── Material for the task

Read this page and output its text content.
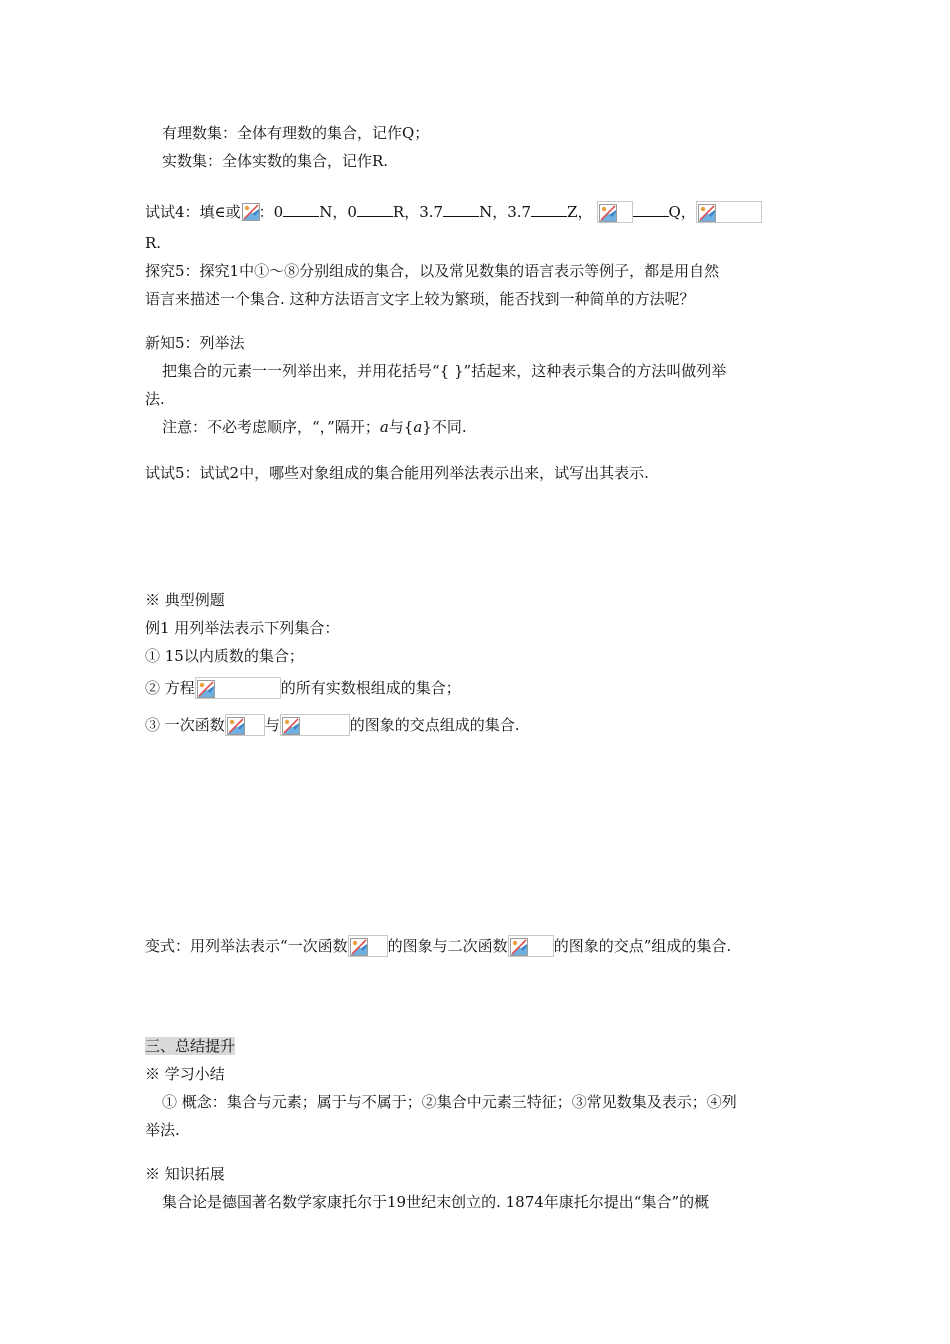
有理数集：全体有理数的集合，记作Q；
实数集：全体实数的集合，记作R.
试试4：填∈或 ：0 N，0 R，3.7 N，3.7 Z，	Q，
R.
探究5：探究1中①～⑧分别组成的集合，以及常见数集的语言表示等例子，都是用自然
语言来描述一个集合. 这种方法语言文字上较为繁琐，能否找到一种简单的方法呢？
新知5：列举法
把集合的元素一一列举出来，并用花括号“{ }”括起来，这种表示集合的方法叫做列举
法.
注意：不必考虑顺序，“，”隔开；a与{a}不同.
试试5：试试2中，哪些对象组成的集合能用列举法表示出来，试写出其表示.
※ 典型例题
例1 用列举法表示下列集合：
① 15以内质数的集合；
② 方程	的所有实数根组成的集合；
③ 一次函数	与	的图象的交点组成的集合.
变式：用列举法表示“一次函数	的图象与二次函数	的图象的交点”组成的集合.
三、总结提升
※ 学习小结
① 概念：集合与元素；属于与不属于；②集合中元素三特征；③常见数集及表示；④列
举法.
※ 知识拓展
集合论是德国著名数学家康托尔于19世纪末创立的. 1874年康托尔提出“集合”的概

────

**What is being asked**
Print the records above exactly as they stand, but leave out the pictures.

**Correct result**
Read this page and output its text content.
有理数集：全体有理数的集合，记作Q；
实数集：全体实数的集合，记作R.
试试4：填∈或 ：0 N，0 R，3.7 N，3.7 Z，	Q，
R.
探究5：探究1中①～⑧分别组成的集合，以及常见数集的语言表示等例子，都是用自然
语言来描述一个集合. 这种方法语言文字上较为繁琐，能否找到一种简单的方法呢？
新知5：列举法
把集合的元素一一列举出来，并用花括号“{ }”括起来，这种表示集合的方法叫做列举
法.
注意：不必考虑顺序，“，”隔开；a与{a}不同.
试试5：试试2中，哪些对象组成的集合能用列举法表示出来，试写出其表示.
※ 典型例题
例1 用列举法表示下列集合：
① 15以内质数的集合；
② 方程	的所有实数根组成的集合；
③ 一次函数	与	的图象的交点组成的集合.
变式：用列举法表示“一次函数	的图象与二次函数	的图象的交点”组成的集合.
三、总结提升
※ 学习小结
① 概念：集合与元素；属于与不属于；②集合中元素三特征；③常见数集及表示；④列
举法.
※ 知识拓展
集合论是德国著名数学家康托尔于19世纪末创立的. 1874年康托尔提出“集合”的概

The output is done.